- _Lesetext_
++++++++++++++++++++
Die Linie 601 fährt nun auch nachts

Strassen und Paläste Frankreichs Vorstädte werden über den künftigen Präsidenten mitentscheiden

Es ist eben kein Verlass auf "die da", auf das "Gesindel" (so der französische Innenminister Sarkozy) in den französischen Vorstädten. Zwischen dem 27. Oktober und dem 17. November letzten Jahres haben sie tausende Autos verbrannt, 300 Gebäude beschädigt, bis zu 11.700 Polizisten auf die Beine gebracht. 6.000 Banlieu-Bewohner sind verhaftet, 328 zu Gefängnis verurteilt worden. Ganz Frankreich hat auf einmal und für einmal von ihnen gesprochen, sogar die Leitartikler in Frankfurt, London oder New York.

Die gleichen Leitartikler saßen mit gespitztem Bleistift bereit, die zum Jahrestag zu erwartenden Aufstände wenn nicht herbeizuschreiben, so doch in Echtzeit zu dokumentieren und zu kommentieren. Die Experten waren schon für die Interviews gebucht - fein abgemischt das Verhältnis kritischer Sozialwissenschaftler und Spezialisten der Polizei - und die Sache ließ sich zunächst auch vielversprechend an: Überfälle und Brandanschläge auf Busse in den nördlichen Vorstädten von Paris, Schwerverletzte bei vorsätzlicher Brandstiftung in einem Marseiller Bus, riesiges Polizeiaufgebot in den "sensiblen Vierteln" am Wochenende des 28. Oktober. Ja und dann ... und dann hat das "Gesindel" einfach den Geburtstag vergessen, die Erinnerungspflicht vernachlässigt.
++++++++++++++++++++
- _Gezeigte Einträge_
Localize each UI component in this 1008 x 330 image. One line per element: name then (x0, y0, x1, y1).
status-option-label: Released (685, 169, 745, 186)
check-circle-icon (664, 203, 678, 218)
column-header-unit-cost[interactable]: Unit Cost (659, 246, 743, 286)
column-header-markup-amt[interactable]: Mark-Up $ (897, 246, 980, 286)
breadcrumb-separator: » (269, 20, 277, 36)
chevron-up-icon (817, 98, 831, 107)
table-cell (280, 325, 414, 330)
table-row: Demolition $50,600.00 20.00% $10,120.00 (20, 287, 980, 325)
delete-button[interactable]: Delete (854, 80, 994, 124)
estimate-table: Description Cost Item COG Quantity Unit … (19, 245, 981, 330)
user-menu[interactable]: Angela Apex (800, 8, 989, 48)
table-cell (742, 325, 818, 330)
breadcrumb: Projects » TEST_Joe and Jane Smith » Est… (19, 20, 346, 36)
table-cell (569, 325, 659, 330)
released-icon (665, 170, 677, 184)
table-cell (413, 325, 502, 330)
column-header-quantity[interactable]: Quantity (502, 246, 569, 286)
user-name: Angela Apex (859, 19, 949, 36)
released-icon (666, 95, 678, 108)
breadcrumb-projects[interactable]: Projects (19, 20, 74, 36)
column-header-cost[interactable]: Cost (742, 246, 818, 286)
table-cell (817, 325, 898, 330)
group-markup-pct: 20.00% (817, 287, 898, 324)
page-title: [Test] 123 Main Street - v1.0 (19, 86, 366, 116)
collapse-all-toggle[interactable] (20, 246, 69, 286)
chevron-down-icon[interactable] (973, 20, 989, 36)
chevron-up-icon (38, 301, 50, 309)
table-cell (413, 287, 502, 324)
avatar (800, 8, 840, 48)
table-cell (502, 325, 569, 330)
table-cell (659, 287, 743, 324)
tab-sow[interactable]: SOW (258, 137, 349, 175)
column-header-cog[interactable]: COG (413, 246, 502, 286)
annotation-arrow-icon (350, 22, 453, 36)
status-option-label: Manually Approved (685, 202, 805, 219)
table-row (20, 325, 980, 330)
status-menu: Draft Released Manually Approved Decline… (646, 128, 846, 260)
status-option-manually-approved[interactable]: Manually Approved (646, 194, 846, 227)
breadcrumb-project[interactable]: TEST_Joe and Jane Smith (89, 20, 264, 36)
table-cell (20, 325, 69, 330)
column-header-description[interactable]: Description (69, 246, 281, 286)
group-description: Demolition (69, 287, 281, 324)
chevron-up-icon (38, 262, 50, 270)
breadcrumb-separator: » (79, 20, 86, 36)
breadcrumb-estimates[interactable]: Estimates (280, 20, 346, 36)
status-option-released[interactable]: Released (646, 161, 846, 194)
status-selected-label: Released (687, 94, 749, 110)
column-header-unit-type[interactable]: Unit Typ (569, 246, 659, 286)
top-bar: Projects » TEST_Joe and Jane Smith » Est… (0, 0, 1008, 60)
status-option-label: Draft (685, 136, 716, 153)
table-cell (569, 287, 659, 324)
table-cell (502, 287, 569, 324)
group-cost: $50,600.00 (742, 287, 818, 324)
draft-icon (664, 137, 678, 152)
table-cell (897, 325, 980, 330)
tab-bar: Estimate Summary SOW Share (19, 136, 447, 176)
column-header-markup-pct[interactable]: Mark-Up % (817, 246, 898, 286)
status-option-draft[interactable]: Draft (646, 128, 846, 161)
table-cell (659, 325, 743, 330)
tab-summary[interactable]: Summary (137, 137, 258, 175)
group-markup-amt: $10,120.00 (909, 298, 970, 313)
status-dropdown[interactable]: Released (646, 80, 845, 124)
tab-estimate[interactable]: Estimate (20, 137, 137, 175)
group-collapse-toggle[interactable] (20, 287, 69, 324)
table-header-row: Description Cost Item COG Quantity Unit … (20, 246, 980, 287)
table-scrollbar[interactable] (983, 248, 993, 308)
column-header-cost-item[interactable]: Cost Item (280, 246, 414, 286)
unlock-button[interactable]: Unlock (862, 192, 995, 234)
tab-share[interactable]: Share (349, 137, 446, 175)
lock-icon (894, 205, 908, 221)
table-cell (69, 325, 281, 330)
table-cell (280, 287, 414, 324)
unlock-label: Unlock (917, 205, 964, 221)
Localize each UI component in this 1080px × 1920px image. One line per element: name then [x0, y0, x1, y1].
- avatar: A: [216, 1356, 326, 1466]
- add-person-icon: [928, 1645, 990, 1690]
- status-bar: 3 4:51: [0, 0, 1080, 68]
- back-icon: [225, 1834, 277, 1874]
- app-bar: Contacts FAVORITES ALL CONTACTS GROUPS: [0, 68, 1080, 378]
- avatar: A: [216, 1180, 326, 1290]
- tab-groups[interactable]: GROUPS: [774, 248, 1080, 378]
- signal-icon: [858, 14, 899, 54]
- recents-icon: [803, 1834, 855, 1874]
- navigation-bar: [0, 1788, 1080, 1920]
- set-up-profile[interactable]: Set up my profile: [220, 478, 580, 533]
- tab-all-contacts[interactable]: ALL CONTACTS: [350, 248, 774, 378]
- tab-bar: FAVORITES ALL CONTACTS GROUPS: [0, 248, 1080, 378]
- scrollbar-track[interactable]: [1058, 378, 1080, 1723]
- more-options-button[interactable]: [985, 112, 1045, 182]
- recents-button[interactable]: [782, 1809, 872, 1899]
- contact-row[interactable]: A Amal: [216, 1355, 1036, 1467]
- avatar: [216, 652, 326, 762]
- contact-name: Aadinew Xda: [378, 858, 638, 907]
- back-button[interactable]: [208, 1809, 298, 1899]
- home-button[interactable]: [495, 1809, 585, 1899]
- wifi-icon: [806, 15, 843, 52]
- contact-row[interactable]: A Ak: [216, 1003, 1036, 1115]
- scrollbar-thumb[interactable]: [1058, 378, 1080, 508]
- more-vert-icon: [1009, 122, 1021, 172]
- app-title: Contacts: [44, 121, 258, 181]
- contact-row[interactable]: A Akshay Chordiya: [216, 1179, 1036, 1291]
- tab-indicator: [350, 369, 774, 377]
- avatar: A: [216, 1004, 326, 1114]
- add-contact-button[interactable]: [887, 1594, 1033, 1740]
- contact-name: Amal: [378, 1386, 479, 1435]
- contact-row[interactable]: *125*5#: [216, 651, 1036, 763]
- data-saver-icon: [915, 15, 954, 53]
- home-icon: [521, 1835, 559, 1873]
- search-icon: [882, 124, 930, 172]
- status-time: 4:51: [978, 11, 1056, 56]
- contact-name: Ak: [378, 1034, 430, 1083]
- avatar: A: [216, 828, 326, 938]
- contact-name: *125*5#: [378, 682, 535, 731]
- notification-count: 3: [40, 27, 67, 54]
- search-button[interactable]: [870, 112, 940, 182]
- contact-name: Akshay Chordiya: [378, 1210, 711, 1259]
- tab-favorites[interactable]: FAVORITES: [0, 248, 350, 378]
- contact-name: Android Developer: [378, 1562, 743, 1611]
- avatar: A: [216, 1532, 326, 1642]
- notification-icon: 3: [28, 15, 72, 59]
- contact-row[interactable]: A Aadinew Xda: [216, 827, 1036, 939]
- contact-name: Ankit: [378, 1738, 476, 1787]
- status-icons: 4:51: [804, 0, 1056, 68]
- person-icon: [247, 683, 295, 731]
++++++++++++++++++++
- _Teile der Übung_
1 > Gib den Abschnitt aus dem Lesetext, der mit „Es ist eben“ beginnt und mit „oder New York.“ endet, wortgetreu aus.
2 > Knüpfe an den Text über die französischen Vorstädte an und schreibe ihn ab der Stelle weiter, an der er aufhört.

- _Lösungen je Aufgabe_
1 >
Es ist eben kein Verlass auf "die da", auf das "Gesindel" (so der französische Innenminister Sarkozy) in den französischen Vorstädten. Zwischen dem 27. Oktober und dem 17. November letzten Jahres haben sie tausende Autos verbrannt, 300 Gebäude beschädigt, bis zu 11.700 Polizisten auf die Beine gebracht. 6.000 Banlieu-Bewohner sind verhaftet, 328 zu Gefängnis verurteilt worden. Ganz Frankreich hat auf einmal und für einmal von ihnen gesprochen, sogar die Leitartikler in Frankfurt, London oder New York.

2 >
Was die Journalisten und die publicitysüchtigen Minister in ihrer voyeuristischen, populistischen oder kommerziellen Vorfreude auf eine heiße Geburtstagsparty vergessen haben, ist das simple Faktum, dass die ritualisierten Geburtstagsfeiern eine bürgerliche Errungenschaft sind, in der Familie wie im Staat. Und vergessen haben sie auch, dass Geburtstage organisiert werden müssen, die Emeuten des letzten Jahres aber, anders als die Demagogie des zuständigen Ministers (Sarkozy, der mit dem "Gesindel") zu wissen vorgab, nicht organisiert waren. Vergessen haben sie schließlich, und das ist am Wichtigsten, dass Gedenkveranstaltungen jeder Art, auch die gewalttätigen, eine Einschreibung in die Zeit voraussetzen. Es muss eine Vorstellung von Vergangenheit und zumindest eine Hoffnung auf eine Zukunft geben, damit Gedenktage begangen werden. Die jugendlichen Bewohner der "sensiblen Vorstädte" haben diese Vergangenheit nicht, und sie haben keine Zukunft. Und das wissen sie.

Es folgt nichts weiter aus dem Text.